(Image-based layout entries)
***

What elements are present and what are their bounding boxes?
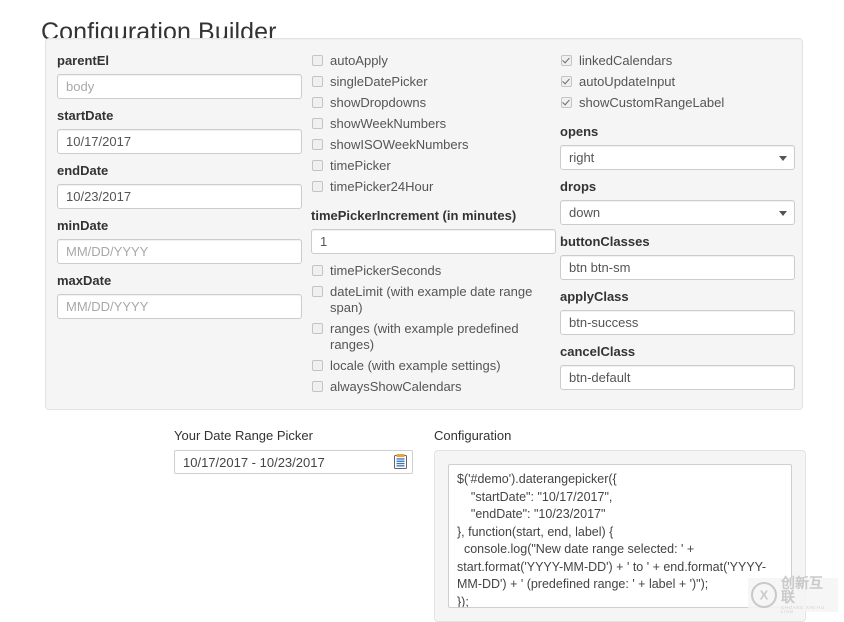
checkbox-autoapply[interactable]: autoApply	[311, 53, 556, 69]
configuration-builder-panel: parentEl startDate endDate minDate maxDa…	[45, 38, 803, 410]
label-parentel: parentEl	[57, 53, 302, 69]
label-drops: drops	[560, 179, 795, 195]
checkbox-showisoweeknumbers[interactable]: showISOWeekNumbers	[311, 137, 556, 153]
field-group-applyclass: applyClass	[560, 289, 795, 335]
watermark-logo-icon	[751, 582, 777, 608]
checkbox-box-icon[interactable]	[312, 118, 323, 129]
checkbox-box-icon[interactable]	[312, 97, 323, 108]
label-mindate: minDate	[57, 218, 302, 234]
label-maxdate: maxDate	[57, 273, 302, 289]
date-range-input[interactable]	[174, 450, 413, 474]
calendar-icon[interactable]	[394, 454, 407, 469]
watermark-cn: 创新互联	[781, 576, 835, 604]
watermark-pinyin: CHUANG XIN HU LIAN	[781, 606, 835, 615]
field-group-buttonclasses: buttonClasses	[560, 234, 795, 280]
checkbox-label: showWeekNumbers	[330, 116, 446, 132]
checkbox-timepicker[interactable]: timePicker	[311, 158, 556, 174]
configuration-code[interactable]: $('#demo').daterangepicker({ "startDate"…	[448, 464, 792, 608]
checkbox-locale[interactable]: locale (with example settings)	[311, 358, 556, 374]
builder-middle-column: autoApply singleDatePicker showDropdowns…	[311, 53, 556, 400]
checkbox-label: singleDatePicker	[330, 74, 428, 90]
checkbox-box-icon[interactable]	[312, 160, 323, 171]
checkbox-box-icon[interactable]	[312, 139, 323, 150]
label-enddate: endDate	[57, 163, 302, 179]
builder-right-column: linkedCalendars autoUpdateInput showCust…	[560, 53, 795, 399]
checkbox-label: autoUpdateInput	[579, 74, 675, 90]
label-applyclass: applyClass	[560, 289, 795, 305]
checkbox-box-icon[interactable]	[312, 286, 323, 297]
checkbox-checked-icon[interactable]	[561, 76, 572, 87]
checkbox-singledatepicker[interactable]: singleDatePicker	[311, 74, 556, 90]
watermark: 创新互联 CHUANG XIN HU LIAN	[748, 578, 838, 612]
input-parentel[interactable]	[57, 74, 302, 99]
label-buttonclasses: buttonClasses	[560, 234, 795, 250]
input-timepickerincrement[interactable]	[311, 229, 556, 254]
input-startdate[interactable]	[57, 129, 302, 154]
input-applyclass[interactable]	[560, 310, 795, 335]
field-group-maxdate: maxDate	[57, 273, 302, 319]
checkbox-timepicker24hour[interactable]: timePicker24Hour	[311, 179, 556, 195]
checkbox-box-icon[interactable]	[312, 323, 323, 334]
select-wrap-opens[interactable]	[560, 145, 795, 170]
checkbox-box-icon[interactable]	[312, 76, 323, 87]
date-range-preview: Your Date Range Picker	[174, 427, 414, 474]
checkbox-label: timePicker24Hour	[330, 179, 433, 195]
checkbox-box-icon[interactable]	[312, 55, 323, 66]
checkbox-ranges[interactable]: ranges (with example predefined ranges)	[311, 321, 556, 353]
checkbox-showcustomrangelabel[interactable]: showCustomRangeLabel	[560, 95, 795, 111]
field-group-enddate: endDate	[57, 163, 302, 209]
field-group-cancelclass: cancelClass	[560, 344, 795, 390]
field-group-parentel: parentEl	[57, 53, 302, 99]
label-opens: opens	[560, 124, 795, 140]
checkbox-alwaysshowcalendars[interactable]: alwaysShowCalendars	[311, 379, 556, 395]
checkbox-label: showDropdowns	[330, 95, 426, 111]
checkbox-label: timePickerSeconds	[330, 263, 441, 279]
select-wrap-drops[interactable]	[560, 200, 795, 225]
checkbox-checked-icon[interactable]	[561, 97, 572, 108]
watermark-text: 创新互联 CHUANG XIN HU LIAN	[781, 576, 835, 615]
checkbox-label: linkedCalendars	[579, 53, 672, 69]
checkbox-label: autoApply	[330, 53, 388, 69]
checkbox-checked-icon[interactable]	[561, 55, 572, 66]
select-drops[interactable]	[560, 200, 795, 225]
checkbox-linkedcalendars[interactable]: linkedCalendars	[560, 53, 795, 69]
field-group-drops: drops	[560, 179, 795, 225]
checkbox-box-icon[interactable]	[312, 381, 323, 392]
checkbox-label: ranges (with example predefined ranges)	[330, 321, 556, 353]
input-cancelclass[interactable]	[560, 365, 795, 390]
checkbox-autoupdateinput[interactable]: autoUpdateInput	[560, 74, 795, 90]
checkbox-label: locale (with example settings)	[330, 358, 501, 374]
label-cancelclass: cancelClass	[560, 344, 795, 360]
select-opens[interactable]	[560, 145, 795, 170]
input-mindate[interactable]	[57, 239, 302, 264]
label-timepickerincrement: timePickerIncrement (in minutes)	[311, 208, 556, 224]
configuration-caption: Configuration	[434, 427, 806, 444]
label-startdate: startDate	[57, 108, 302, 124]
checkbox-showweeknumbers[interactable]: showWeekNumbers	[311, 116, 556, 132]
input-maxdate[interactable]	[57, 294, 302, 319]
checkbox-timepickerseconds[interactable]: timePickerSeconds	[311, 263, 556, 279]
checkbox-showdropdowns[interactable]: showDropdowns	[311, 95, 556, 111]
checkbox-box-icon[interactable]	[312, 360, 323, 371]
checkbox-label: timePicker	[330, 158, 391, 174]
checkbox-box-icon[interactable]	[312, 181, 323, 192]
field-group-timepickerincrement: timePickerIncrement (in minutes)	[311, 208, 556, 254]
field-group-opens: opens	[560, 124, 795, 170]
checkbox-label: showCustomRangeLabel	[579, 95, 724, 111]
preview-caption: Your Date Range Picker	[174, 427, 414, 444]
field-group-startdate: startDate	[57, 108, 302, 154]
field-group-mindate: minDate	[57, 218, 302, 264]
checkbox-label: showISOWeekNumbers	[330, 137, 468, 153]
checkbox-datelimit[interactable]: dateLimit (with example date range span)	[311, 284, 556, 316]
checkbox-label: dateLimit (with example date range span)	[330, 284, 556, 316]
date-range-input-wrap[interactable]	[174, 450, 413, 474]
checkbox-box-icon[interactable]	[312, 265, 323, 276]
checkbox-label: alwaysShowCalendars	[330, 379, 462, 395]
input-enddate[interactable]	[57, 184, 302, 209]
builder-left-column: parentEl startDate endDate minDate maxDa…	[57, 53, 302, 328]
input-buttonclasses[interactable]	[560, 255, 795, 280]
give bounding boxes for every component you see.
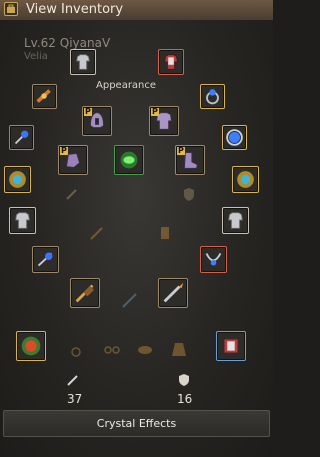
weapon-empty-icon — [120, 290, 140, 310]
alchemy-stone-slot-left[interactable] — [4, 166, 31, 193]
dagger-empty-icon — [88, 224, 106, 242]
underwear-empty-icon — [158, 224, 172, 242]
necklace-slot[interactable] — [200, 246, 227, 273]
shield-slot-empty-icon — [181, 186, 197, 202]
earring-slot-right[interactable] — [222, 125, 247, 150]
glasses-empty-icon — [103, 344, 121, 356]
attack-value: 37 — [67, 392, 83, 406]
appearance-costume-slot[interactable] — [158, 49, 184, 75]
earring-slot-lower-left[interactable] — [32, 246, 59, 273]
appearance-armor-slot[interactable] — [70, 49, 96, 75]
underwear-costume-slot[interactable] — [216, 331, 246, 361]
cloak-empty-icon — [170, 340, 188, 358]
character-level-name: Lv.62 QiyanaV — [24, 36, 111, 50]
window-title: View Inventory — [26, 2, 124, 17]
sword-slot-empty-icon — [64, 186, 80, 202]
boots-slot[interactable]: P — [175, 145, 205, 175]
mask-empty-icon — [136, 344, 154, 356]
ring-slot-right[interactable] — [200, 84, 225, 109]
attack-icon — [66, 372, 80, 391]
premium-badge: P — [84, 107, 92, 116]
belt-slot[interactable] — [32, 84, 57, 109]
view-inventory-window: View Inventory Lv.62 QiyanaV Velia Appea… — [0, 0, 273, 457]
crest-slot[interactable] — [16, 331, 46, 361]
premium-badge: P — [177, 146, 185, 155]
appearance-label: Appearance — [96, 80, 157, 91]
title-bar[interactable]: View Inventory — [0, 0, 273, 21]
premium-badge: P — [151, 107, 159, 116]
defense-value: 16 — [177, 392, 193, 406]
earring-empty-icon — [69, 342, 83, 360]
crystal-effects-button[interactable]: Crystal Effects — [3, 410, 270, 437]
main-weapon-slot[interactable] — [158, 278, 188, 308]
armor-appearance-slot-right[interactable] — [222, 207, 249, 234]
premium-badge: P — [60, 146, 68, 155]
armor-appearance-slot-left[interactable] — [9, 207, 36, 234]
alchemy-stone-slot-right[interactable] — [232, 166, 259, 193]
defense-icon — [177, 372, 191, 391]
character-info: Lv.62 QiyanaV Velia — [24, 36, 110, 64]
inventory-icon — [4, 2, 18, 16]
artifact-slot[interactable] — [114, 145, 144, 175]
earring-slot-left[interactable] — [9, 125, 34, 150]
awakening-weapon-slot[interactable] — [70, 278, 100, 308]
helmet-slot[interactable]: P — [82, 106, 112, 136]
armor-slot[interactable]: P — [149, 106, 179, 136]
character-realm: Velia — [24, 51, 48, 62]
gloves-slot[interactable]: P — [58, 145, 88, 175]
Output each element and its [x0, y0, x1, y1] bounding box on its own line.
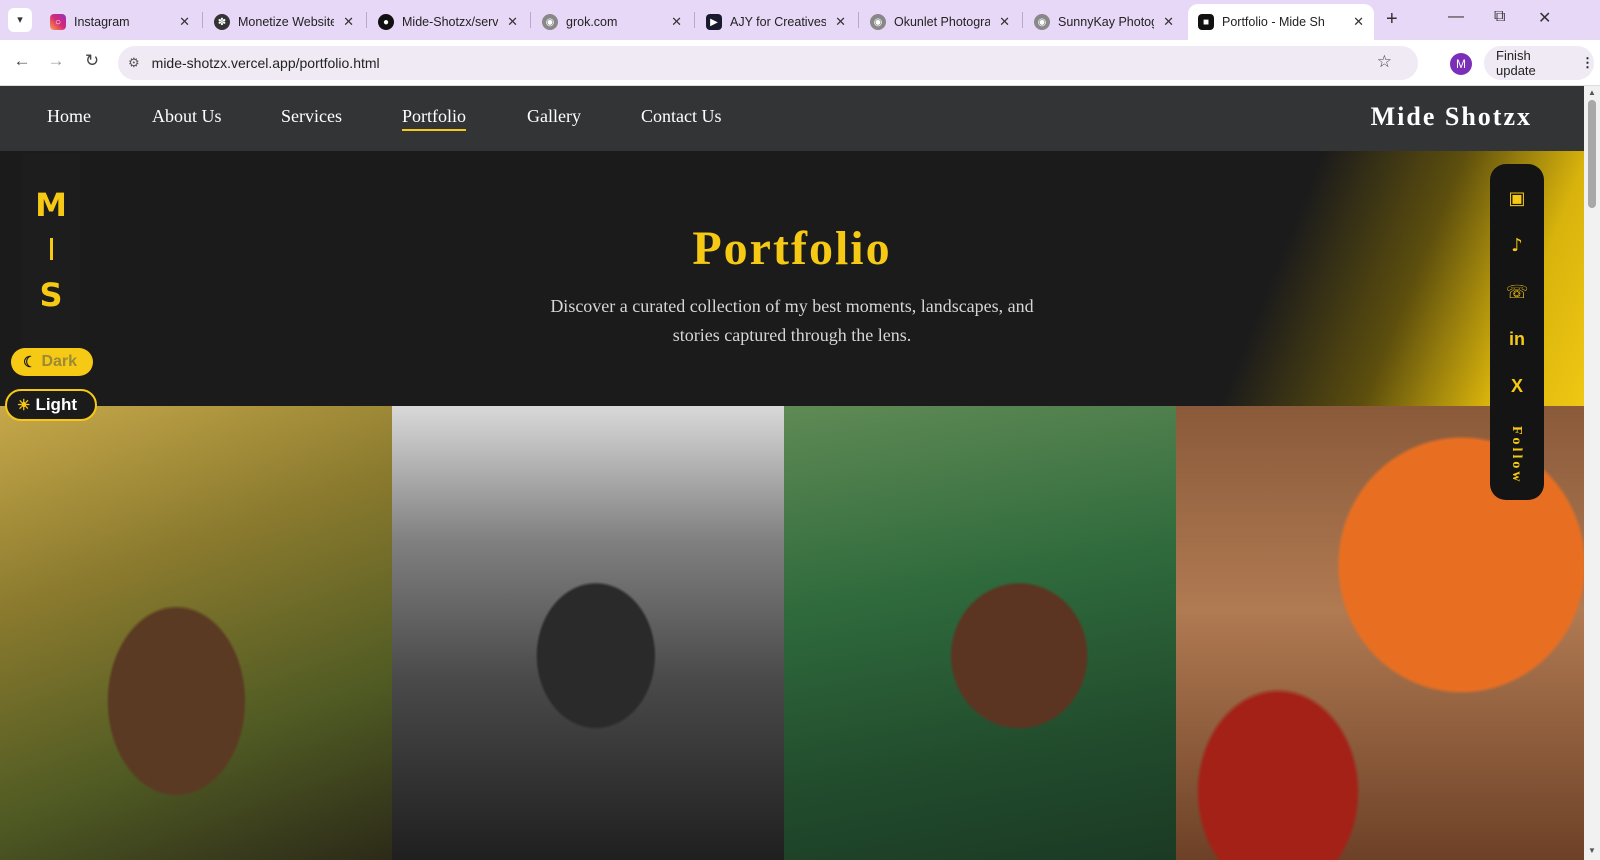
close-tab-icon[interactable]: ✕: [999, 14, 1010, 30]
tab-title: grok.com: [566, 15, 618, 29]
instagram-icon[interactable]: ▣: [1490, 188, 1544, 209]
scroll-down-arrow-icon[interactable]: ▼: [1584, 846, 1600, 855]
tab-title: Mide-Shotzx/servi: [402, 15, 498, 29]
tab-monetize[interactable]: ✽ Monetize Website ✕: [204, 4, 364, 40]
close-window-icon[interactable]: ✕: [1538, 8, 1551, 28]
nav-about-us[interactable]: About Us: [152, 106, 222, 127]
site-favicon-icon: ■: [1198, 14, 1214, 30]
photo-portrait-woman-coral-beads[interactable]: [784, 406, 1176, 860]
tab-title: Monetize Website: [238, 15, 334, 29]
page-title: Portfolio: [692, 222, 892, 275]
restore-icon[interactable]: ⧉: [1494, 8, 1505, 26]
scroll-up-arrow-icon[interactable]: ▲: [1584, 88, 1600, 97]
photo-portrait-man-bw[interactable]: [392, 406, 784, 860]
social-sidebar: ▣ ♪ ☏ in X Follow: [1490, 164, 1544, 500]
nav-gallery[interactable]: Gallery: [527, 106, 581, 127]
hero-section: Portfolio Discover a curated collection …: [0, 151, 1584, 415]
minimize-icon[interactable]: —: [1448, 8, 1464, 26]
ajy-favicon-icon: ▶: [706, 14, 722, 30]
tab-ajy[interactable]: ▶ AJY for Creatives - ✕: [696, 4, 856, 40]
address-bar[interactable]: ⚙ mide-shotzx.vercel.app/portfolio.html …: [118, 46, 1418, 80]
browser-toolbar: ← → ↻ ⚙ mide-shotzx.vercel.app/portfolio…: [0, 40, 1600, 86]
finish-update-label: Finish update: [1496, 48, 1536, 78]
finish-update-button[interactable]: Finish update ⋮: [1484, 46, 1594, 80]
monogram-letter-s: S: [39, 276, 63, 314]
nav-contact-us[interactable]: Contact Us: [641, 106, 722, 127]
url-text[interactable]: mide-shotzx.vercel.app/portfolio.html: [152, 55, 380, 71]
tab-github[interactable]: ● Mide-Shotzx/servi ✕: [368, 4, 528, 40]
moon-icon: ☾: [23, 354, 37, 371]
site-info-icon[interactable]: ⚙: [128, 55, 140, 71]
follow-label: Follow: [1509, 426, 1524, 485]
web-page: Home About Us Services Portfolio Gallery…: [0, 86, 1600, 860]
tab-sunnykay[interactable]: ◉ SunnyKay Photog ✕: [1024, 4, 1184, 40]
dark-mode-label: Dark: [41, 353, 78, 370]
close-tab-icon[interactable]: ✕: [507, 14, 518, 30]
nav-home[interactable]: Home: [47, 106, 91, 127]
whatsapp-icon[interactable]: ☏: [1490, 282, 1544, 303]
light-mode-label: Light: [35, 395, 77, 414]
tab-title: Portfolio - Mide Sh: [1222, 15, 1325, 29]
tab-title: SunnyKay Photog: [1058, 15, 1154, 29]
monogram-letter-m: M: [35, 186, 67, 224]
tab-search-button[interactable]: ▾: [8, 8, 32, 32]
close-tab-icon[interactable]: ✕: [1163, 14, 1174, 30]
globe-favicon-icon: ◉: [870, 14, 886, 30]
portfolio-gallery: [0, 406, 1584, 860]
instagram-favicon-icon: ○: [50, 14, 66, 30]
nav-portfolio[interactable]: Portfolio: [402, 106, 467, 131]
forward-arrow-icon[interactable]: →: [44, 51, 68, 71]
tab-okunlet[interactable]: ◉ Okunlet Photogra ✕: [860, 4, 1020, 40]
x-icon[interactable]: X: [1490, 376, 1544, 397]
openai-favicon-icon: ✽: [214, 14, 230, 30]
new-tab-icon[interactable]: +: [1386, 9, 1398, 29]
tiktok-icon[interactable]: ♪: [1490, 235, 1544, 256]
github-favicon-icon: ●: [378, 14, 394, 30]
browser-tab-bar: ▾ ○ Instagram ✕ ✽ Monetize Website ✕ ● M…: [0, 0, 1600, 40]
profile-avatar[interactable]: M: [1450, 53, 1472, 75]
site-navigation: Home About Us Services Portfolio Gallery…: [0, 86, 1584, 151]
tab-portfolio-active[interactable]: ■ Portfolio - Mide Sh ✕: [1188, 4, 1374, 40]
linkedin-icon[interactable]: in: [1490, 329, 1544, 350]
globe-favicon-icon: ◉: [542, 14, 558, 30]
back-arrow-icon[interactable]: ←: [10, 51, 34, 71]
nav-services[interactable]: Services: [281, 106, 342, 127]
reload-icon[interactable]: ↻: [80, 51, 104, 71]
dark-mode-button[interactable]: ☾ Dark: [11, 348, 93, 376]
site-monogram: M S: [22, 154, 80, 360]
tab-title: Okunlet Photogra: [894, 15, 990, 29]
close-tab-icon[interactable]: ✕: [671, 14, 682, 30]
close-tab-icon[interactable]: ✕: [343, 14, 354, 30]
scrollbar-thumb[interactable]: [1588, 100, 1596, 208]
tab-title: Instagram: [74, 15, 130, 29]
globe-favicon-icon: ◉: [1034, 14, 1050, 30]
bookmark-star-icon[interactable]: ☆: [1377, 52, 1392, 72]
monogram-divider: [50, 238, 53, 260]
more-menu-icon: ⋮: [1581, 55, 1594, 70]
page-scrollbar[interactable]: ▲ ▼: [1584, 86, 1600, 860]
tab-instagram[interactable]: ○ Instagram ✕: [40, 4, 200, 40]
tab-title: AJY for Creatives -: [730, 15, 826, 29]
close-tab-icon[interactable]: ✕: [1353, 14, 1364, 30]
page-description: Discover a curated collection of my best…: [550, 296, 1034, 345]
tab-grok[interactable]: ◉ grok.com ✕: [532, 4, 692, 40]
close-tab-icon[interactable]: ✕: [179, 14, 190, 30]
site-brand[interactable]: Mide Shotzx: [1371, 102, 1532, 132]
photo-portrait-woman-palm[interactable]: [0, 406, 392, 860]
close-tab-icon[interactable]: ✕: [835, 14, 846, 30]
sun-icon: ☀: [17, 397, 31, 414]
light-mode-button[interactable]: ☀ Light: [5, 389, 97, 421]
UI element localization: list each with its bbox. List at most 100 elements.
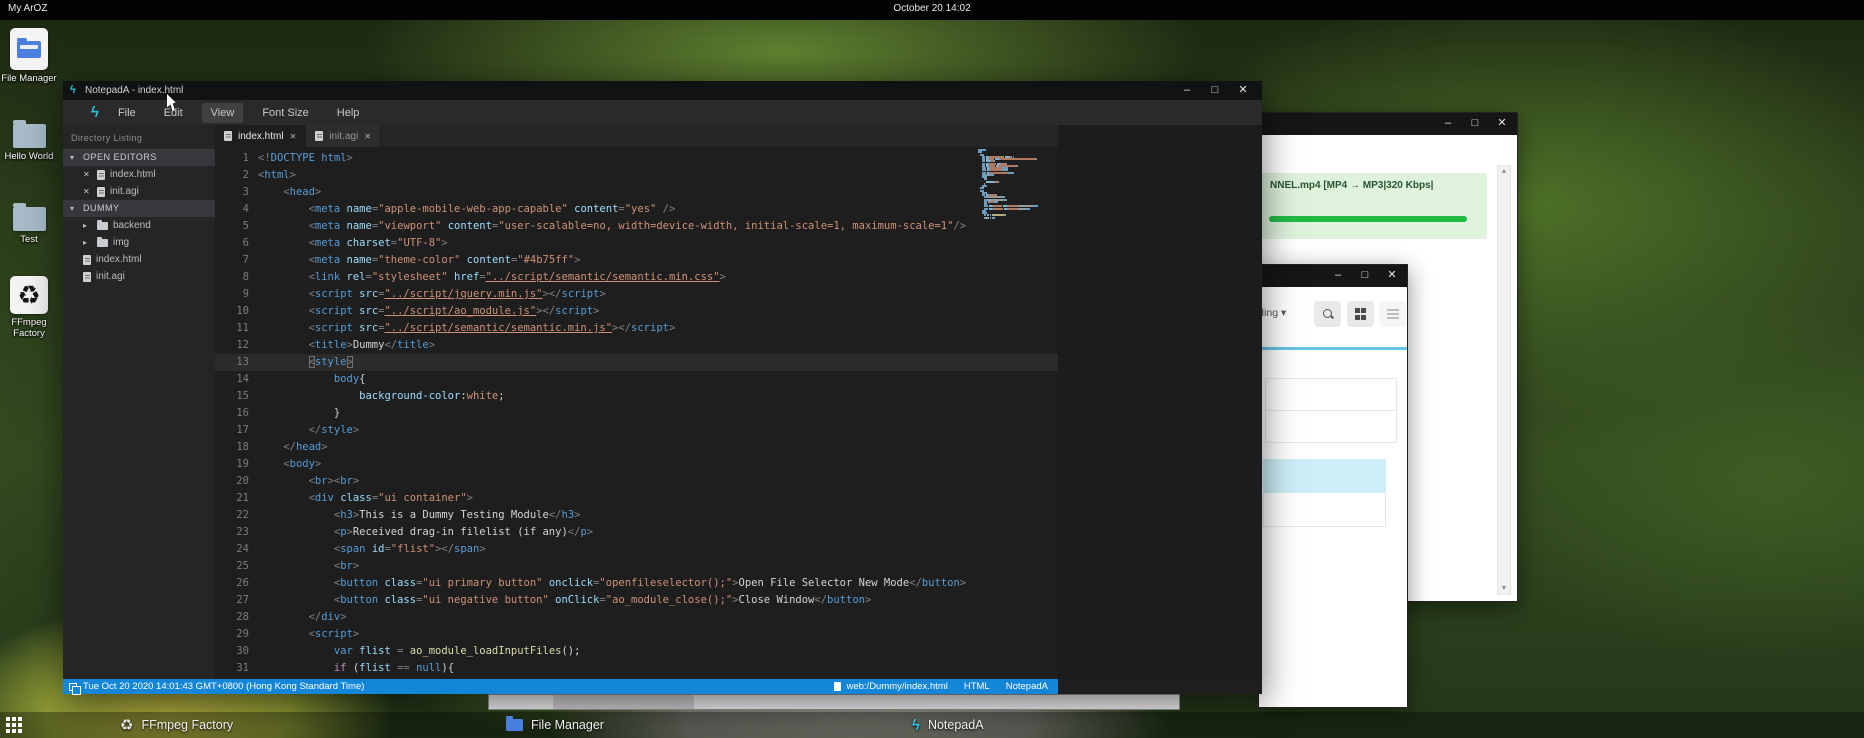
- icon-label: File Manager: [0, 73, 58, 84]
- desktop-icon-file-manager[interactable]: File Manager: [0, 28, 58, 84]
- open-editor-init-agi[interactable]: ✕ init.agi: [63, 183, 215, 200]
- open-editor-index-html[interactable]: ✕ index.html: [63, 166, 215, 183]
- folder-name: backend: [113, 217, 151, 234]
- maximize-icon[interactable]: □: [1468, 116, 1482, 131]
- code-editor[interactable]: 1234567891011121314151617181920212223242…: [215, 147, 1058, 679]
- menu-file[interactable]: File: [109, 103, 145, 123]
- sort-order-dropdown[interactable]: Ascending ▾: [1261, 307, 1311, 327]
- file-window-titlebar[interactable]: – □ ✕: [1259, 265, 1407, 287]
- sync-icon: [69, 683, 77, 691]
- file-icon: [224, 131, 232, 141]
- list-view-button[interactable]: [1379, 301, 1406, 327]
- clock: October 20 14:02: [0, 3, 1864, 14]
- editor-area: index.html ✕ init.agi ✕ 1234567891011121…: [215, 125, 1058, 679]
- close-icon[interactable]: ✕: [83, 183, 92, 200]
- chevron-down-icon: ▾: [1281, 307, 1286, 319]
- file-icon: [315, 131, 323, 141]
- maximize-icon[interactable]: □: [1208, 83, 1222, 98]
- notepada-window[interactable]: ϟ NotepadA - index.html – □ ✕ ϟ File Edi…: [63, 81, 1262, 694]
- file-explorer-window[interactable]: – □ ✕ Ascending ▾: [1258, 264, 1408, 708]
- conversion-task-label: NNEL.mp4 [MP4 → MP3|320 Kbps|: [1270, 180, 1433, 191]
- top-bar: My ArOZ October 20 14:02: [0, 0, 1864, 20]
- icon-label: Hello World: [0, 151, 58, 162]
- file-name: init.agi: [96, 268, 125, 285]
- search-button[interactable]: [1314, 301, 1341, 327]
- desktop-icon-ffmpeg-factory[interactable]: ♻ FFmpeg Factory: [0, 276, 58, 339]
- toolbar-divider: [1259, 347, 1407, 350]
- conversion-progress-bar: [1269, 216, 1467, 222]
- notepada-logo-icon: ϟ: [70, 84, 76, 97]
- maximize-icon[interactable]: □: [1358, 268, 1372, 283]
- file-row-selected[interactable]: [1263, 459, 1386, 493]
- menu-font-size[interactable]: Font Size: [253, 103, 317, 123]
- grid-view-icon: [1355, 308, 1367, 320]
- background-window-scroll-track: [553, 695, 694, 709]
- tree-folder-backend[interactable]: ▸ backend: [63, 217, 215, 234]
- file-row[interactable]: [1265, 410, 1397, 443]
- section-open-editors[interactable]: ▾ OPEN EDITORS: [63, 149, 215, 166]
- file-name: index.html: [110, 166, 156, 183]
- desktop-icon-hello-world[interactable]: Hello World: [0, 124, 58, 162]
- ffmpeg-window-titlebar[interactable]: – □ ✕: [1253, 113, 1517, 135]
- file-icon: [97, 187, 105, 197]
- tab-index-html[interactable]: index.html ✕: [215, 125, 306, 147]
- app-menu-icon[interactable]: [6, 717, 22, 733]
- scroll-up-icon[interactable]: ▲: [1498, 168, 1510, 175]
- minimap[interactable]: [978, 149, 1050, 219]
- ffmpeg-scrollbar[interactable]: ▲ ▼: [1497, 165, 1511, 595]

***

*Aim*: Please quote the lines of the entries above word for word, starting at the line containing "- icon-label: File Manager: [0, 73, 58, 84]" and ending at the line containing "- sort-order-dropdown[interactable]: Ascending", with both of those lines included.

*Final answer*:
- icon-label: File Manager: [0, 73, 58, 84]
- desktop-icon-file-manager[interactable]: File Manager: [0, 28, 58, 84]
- open-editor-init-agi[interactable]: ✕ init.agi: [63, 183, 215, 200]
- open-editor-index-html[interactable]: ✕ index.html: [63, 166, 215, 183]
- folder-name: backend: [113, 217, 151, 234]
- maximize-icon[interactable]: □: [1468, 116, 1482, 131]
- code-editor[interactable]: 1234567891011121314151617181920212223242…: [215, 147, 1058, 679]
- menu-file[interactable]: File: [109, 103, 145, 123]
- sort-order-dropdown[interactable]: Ascending ▾: [1261, 307, 1311, 327]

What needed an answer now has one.